» **Given task A**:
Copy out the rows that follow the passage word for word, taking the stretch from the first row through the row containing "data-point-method-1 bbox=[449, 101, 460, 113]", both ends included.

A team of researchers from Duke University, Harvard University and Yale University are unlocking the secrets of metallic glass. Sometimes, molten metal cools too fast. When this happens, the atoms don’t have time to arrange themselves in the standard crystalline structure that defines most solid materials. Instead, the atoms in these metals cool and harden in random patterns, in exactly the same way that ordinary glass does. The resulting product is known as a metallic glass.
Scientists know how to create metallic glasses, but they don’t know – before they actually generate the glass – what properties the resulting glass will have. In some cases, metallic glasses may be conductive, super strong, super hard or they may have other properties that are equally desirable or specialized. The trial-and-error nature of the process makes discoveries among metallic glasses slow, and a bit of a mixed bag.
The researchers have discovered a way to predict the properties of a metallic glass product without having to manufacture or tweak anything. The process promises to save time and money, and could lead to the development of novel materials with highly desirable properties.

» **Given task B**:
Write what comes next in the metallic glass passage, picking up after its last sentence.

» **Provided information**:
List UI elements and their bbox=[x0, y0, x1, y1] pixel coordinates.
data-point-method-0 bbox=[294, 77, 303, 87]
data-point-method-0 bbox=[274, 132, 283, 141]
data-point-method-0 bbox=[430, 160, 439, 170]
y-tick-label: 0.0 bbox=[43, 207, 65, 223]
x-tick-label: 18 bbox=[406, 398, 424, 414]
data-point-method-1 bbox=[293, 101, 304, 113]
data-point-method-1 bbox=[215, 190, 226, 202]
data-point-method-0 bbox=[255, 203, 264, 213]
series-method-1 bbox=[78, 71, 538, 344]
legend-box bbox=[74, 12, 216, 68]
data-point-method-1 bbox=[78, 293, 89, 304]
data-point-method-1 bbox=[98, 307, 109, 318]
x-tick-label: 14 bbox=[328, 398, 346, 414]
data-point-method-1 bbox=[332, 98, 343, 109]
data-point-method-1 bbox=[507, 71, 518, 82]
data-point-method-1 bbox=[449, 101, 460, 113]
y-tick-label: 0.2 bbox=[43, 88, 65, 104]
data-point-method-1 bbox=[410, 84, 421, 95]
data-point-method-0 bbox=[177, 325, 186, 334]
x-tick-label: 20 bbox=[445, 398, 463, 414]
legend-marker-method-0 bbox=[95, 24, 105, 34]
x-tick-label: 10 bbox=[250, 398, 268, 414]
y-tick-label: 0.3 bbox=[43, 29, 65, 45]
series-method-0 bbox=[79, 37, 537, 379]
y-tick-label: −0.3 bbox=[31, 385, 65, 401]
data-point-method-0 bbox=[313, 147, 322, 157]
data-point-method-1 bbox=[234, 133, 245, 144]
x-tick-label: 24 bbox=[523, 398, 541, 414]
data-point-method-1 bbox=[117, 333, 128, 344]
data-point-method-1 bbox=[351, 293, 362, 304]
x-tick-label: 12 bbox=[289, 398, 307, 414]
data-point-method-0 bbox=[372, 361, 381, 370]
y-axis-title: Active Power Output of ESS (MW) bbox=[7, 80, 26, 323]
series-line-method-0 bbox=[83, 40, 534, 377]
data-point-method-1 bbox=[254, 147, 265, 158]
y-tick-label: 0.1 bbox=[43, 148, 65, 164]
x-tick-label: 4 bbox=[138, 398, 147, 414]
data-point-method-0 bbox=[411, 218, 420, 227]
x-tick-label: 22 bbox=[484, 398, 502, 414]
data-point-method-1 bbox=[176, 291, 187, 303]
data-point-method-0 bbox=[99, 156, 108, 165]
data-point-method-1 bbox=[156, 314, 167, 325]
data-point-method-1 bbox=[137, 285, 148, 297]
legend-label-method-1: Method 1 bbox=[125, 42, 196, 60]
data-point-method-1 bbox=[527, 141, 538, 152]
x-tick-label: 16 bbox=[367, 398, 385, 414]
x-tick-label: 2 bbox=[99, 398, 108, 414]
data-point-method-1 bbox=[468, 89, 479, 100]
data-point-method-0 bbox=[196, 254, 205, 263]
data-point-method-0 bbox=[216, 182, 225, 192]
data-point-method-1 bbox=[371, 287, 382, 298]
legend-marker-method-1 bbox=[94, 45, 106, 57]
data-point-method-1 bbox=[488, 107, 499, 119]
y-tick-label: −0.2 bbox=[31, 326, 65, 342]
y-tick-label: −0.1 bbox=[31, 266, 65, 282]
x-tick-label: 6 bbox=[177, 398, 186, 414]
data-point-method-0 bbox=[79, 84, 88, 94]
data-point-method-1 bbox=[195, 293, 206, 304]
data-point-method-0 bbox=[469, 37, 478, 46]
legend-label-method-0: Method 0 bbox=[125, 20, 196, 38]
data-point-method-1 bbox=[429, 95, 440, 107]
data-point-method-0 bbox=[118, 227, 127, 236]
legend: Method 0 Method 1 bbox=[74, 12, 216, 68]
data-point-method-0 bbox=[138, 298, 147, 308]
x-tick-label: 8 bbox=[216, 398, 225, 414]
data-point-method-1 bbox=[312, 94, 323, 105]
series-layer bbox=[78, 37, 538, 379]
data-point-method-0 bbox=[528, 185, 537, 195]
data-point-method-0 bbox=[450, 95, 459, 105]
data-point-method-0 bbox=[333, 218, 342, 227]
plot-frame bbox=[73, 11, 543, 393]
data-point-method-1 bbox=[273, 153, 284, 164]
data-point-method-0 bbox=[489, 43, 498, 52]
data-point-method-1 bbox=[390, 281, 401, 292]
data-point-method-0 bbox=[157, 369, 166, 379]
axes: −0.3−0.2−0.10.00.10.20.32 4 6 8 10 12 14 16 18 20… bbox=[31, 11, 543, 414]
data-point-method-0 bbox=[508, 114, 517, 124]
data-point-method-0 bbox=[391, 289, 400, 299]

» **Reply A**:
List UI elements and their bbox=[x0, y0, x1, y1] pixel coordinates.
data-point-method-0 bbox=[294, 77, 303, 87]
data-point-method-0 bbox=[274, 132, 283, 141]
data-point-method-0 bbox=[430, 160, 439, 170]
y-tick-label: 0.0 bbox=[43, 207, 65, 223]
x-tick-label: 18 bbox=[406, 398, 424, 414]
data-point-method-1 bbox=[293, 101, 304, 113]
data-point-method-1 bbox=[215, 190, 226, 202]
data-point-method-0 bbox=[255, 203, 264, 213]
series-method-1 bbox=[78, 71, 538, 344]
legend-box bbox=[74, 12, 216, 68]
data-point-method-1 bbox=[78, 293, 89, 304]
data-point-method-1 bbox=[98, 307, 109, 318]
x-tick-label: 14 bbox=[328, 398, 346, 414]
data-point-method-1 bbox=[332, 98, 343, 109]
data-point-method-1 bbox=[507, 71, 518, 82]
data-point-method-1 bbox=[449, 101, 460, 113]

» **Reply B**:
The researchers created a database and simulation software that examines all possible outcomes of a combination of elements, given the materials provided and their tendencies to form certain structures in nature. The simulation looks at a variety of atomic characteristics, and based on the information, is able to determine the likelihood that a particular selection of materials will bond. It can also determine the likelihood that other materials with similar atomic characteristics will bond.
The simulation allows the researchers to identify candidate materials that are more likely to bond together in a novel way. By eliminating material combinations that are likely to fail, scientists can spend more time in the lab working with materials that have a higher probability of success.
To determine the value of their simulator, the researchers tested their simulation on materials that are already known to produce metallic glass. The simulator correctly predicted successful combinations about three-quarters of the time.
At present, about two dozen known metallic glasses exist. If the simulator is correct, the researchers may be able to generate about 250 new combinations of metallic glasses with different, useful properties. So far, the simulator works with just two alloys, but the researchers have plans to reconfigure it to consider the possible outcomes of working with three different alloys. In the mean time, the researchers can also work on creating metallic glasses from the possibilities the similar has identified.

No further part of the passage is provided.